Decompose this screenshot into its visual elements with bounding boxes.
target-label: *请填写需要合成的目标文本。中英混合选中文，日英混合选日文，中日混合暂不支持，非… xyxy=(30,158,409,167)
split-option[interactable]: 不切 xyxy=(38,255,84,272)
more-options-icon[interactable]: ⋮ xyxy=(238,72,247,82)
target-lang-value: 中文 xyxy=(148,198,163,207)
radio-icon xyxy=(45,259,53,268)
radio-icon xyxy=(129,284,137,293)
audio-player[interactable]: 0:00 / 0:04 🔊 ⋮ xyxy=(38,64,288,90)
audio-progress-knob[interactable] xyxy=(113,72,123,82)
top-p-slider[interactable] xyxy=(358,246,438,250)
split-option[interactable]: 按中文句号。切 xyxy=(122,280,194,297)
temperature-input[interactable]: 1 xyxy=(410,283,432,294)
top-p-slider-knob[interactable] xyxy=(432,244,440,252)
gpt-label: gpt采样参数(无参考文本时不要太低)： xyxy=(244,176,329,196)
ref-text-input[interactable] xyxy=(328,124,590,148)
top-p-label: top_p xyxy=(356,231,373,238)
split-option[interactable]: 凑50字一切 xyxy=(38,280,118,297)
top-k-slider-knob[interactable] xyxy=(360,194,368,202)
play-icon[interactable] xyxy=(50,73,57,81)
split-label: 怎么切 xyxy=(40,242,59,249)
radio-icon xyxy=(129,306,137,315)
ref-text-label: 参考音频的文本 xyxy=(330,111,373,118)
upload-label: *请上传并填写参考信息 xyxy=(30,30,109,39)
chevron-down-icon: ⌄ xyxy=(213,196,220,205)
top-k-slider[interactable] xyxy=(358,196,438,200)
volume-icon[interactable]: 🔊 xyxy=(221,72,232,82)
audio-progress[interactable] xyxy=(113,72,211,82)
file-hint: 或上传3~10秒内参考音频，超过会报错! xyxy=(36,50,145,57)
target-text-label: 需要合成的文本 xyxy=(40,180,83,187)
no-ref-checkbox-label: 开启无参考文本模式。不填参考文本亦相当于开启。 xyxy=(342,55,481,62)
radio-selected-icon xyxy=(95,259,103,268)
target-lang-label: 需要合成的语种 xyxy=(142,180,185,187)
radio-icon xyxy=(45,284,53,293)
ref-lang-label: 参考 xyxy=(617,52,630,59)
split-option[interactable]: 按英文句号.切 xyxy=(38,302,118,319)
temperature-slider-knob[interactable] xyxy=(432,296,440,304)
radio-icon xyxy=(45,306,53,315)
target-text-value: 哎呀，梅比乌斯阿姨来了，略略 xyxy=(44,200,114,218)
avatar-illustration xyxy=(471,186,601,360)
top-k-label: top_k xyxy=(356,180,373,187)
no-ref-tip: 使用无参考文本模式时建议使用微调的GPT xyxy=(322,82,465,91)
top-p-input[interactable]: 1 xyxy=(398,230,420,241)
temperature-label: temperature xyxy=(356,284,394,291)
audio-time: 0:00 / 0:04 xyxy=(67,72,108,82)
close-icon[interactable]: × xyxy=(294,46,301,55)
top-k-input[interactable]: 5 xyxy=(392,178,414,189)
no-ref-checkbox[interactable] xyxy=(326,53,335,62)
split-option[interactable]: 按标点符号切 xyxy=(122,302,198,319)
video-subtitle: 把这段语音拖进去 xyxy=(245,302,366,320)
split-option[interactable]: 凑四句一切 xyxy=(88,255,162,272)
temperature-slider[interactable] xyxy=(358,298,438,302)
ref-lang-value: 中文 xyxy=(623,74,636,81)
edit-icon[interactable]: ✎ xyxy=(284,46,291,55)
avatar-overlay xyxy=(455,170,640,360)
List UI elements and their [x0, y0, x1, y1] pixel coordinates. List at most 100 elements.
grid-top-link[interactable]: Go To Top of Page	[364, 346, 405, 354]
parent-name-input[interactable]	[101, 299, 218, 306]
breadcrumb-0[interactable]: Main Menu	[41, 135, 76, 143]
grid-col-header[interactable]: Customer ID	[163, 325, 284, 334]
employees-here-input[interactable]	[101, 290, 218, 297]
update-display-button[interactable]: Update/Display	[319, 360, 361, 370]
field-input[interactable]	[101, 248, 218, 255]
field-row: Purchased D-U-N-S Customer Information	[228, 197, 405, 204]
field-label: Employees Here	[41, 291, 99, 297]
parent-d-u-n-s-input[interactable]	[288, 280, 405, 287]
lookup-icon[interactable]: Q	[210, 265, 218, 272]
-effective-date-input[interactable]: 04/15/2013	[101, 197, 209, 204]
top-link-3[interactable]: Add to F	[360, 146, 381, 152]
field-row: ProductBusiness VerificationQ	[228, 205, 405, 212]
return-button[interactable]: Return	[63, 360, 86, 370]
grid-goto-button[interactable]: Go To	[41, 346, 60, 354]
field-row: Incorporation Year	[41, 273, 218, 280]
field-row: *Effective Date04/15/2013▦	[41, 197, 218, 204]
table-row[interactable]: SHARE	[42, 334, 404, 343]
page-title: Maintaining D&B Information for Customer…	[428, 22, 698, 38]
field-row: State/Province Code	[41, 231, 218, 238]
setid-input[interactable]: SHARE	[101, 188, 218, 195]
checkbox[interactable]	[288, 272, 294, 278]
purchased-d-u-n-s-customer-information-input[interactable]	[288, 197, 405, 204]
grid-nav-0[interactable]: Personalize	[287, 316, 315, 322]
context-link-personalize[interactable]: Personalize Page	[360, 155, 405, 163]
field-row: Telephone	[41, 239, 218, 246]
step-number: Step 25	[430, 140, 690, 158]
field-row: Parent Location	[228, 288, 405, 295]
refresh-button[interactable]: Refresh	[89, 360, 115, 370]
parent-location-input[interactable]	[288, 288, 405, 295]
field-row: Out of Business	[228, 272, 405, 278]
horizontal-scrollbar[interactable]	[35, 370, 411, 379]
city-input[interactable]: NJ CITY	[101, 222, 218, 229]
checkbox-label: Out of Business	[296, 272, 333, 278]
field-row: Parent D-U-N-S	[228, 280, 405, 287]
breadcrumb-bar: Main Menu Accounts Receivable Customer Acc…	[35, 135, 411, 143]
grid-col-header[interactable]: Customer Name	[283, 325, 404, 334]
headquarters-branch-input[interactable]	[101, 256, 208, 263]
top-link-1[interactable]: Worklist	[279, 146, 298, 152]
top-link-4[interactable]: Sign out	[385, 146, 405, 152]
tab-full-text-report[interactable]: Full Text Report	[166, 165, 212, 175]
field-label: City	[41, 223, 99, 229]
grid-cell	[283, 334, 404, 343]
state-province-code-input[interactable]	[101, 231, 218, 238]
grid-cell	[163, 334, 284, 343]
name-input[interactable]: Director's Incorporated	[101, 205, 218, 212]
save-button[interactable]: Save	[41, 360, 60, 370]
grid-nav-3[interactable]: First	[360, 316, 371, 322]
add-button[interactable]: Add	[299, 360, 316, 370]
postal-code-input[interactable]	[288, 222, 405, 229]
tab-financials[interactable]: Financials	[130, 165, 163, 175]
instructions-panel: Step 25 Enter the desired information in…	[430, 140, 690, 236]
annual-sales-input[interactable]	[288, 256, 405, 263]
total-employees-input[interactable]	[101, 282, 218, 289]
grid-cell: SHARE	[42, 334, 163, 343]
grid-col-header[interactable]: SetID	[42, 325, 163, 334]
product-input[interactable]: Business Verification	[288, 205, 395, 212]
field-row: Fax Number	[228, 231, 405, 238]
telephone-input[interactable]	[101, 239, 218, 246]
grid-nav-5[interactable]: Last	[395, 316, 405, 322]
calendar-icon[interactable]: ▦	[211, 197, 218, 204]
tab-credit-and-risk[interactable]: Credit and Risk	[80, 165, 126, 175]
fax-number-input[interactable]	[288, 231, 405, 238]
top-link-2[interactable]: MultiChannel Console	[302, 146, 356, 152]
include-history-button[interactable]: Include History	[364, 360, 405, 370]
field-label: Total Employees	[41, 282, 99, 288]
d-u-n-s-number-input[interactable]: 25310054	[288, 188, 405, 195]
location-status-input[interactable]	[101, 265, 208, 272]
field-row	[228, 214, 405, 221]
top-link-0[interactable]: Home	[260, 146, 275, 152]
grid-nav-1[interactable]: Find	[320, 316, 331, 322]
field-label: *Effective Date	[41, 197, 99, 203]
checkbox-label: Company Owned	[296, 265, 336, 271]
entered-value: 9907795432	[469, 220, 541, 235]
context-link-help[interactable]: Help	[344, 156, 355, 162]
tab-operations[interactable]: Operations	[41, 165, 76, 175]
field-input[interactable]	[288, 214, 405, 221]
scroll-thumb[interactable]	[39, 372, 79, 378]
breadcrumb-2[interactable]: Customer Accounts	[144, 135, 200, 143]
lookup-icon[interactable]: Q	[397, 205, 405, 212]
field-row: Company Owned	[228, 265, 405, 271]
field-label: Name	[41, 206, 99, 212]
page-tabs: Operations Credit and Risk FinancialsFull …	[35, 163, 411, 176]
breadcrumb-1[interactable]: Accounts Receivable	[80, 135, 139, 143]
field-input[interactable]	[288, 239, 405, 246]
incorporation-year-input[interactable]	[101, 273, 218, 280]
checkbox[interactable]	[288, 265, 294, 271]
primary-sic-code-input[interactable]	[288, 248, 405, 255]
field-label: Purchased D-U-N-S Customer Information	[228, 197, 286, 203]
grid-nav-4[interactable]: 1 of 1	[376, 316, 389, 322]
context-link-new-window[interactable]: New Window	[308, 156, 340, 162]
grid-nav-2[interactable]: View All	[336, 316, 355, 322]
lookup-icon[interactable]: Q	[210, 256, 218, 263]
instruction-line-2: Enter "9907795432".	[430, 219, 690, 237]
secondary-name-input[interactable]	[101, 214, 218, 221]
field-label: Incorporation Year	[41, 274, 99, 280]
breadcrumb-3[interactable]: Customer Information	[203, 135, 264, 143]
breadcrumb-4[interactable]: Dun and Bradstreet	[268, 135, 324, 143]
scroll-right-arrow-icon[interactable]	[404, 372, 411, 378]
+++++
(Written request):
Return, unchanged, every line from the first one down through the line that contains "radio-icon xyxy=(45,259,53,268)", including both of those lines.

(Solution for this task):
Decompose this screenshot into its visual elements with bounding boxes.
target-label: *请填写需要合成的目标文本。中英混合选中文，日英混合选日文，中日混合暂不支持，非… xyxy=(30,158,409,167)
split-option[interactable]: 不切 xyxy=(38,255,84,272)
more-options-icon[interactable]: ⋮ xyxy=(238,72,247,82)
target-lang-value: 中文 xyxy=(148,198,163,207)
radio-icon xyxy=(45,259,53,268)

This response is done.